• **CHALLENGE**:
Return, unchanged, the rows from the one holding "Find all labels, buttons, inputs, and" through the one holding "svg-text:12: 12 bbox=[349, 136, 359, 148]", with both of those rows included.

• **RECORDS FOR THE TASK**:
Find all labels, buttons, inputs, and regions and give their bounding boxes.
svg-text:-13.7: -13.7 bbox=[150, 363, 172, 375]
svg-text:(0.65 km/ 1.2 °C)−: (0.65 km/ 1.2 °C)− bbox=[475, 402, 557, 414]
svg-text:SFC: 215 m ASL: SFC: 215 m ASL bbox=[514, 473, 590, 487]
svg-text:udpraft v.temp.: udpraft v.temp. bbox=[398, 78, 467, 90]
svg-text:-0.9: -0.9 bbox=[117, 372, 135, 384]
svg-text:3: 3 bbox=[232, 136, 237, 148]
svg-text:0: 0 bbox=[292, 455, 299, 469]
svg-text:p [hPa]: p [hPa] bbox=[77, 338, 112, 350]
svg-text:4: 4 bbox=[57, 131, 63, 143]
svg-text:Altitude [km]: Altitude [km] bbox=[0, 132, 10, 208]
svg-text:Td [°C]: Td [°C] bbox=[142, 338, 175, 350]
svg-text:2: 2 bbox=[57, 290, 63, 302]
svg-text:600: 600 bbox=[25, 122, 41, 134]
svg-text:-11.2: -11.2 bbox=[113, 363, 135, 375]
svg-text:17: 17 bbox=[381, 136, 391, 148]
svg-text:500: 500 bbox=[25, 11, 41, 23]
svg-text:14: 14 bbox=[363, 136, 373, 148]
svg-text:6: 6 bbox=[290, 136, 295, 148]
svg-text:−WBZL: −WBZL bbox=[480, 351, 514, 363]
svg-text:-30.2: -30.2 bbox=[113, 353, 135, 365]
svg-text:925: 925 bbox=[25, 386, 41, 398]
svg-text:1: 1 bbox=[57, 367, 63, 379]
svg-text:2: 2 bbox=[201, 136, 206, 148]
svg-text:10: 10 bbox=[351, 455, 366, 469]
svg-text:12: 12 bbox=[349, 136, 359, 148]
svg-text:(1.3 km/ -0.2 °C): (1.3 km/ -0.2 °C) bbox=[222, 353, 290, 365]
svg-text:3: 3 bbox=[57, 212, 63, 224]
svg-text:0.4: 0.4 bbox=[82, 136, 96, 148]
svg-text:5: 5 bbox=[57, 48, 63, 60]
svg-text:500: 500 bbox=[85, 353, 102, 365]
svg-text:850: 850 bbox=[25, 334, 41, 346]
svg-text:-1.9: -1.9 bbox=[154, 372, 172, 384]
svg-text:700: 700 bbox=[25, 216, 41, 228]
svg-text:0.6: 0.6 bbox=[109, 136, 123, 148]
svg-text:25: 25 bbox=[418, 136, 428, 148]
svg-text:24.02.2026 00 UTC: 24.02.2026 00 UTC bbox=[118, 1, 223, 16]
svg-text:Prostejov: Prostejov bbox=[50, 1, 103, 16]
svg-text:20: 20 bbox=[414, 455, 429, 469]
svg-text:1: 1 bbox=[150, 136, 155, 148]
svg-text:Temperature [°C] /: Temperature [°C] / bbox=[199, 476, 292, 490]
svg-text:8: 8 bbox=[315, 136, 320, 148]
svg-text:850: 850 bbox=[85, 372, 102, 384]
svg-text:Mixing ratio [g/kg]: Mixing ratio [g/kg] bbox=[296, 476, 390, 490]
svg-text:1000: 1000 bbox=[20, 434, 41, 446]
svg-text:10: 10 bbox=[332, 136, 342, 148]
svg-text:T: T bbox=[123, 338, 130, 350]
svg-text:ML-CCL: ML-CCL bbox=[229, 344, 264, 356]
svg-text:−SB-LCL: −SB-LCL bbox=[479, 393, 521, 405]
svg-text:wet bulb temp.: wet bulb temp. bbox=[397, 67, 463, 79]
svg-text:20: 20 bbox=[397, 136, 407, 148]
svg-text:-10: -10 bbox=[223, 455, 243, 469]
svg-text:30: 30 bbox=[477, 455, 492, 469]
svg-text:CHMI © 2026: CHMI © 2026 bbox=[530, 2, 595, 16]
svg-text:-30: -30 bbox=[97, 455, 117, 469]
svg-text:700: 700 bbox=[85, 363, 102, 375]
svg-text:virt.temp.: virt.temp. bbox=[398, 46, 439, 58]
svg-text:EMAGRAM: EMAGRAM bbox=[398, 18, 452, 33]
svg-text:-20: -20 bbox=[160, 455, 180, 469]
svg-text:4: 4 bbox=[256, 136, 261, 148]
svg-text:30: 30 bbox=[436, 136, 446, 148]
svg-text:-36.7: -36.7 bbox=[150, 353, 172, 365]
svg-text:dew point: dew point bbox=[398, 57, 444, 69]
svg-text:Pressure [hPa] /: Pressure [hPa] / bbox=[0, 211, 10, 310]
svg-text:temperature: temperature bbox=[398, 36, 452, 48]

...

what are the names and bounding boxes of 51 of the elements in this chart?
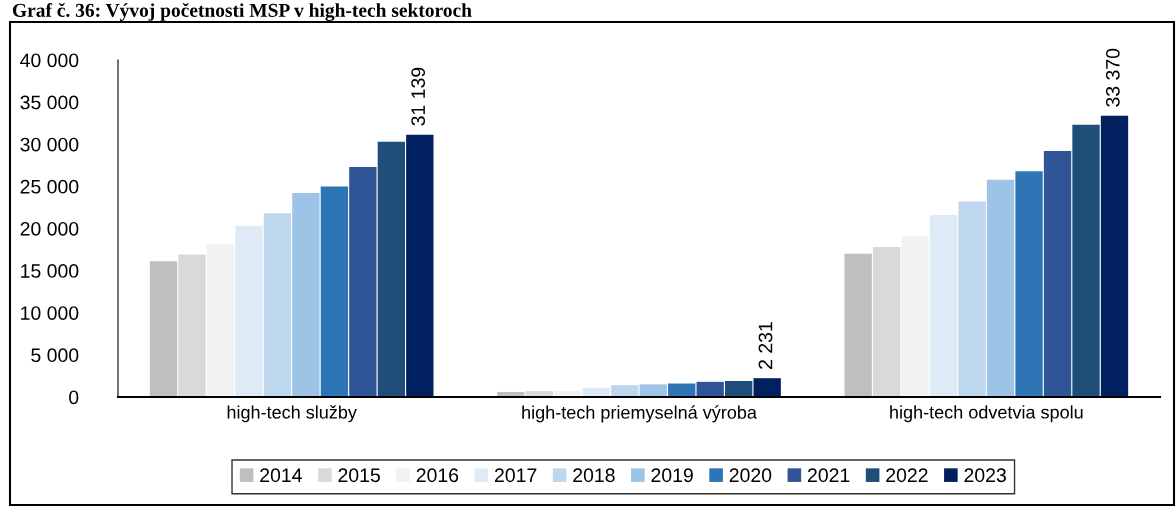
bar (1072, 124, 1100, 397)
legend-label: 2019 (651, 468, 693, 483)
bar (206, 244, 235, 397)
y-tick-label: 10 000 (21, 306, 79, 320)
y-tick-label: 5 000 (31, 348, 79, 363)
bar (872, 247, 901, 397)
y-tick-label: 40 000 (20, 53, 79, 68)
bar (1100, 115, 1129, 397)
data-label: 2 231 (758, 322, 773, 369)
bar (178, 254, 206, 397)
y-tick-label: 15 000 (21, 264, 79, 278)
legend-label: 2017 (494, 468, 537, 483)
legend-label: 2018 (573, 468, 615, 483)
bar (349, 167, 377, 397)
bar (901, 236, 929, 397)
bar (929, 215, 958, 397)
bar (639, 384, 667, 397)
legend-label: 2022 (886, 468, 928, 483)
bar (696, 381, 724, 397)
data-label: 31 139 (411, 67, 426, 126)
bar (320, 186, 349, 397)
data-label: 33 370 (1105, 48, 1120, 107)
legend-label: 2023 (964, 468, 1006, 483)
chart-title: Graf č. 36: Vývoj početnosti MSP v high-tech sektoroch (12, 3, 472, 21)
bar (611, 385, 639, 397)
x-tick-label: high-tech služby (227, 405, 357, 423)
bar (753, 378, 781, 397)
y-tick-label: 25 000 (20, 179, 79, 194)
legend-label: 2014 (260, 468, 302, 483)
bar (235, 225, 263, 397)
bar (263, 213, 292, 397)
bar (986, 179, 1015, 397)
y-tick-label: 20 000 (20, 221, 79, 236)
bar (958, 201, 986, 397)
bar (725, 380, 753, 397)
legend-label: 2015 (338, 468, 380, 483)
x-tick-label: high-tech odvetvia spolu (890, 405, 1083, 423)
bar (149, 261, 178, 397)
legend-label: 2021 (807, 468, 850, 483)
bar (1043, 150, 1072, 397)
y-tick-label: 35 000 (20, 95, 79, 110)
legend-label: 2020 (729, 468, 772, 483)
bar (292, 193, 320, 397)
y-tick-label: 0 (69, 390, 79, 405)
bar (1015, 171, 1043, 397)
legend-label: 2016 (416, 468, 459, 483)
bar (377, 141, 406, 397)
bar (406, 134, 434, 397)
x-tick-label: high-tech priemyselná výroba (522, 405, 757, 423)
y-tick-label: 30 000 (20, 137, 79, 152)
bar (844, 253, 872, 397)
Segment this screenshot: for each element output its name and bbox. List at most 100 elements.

---

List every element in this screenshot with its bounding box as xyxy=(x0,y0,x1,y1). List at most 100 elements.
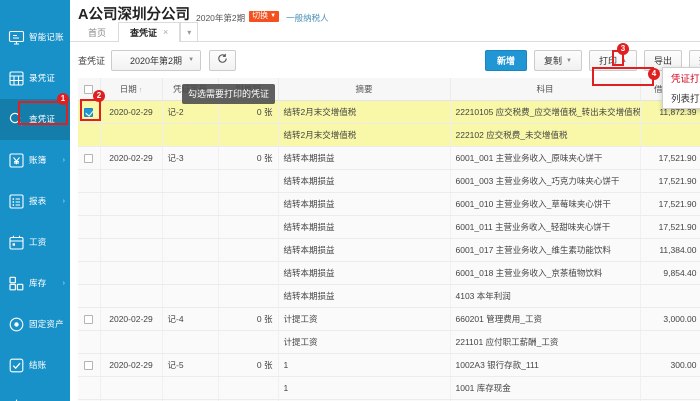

• **IN RESPONSE**:
Find all labels, buttons, inputs, and regions and give their bounding boxes.
svg-text:-13.7: -13.7 bbox=[150, 363, 172, 375]
svg-text:(0.65 km/ 1.2 °C)−: (0.65 km/ 1.2 °C)− bbox=[475, 402, 557, 414]
svg-text:SFC: 215 m ASL: SFC: 215 m ASL bbox=[514, 473, 590, 487]
svg-text:udpraft v.temp.: udpraft v.temp. bbox=[398, 78, 467, 90]
svg-text:-0.9: -0.9 bbox=[117, 372, 135, 384]
svg-text:3: 3 bbox=[232, 136, 237, 148]
svg-text:0: 0 bbox=[292, 455, 299, 469]
svg-text:p [hPa]: p [hPa] bbox=[77, 338, 112, 350]
svg-text:4: 4 bbox=[57, 131, 63, 143]
svg-text:Altitude [km]: Altitude [km] bbox=[0, 132, 10, 208]
svg-text:Td [°C]: Td [°C] bbox=[142, 338, 175, 350]
svg-text:2: 2 bbox=[57, 290, 63, 302]
svg-text:600: 600 bbox=[25, 122, 41, 134]
svg-text:-11.2: -11.2 bbox=[113, 363, 135, 375]
svg-text:17: 17 bbox=[381, 136, 391, 148]
svg-text:500: 500 bbox=[25, 11, 41, 23]
svg-text:14: 14 bbox=[363, 136, 373, 148]
svg-text:6: 6 bbox=[290, 136, 295, 148]
svg-text:−WBZL: −WBZL bbox=[480, 351, 514, 363]
svg-text:-30.2: -30.2 bbox=[113, 353, 135, 365]
svg-text:925: 925 bbox=[25, 386, 41, 398]
svg-text:1: 1 bbox=[57, 367, 63, 379]
svg-text:2: 2 bbox=[201, 136, 206, 148]
svg-text:10: 10 bbox=[351, 455, 366, 469]
svg-text:12: 12 bbox=[349, 136, 359, 148]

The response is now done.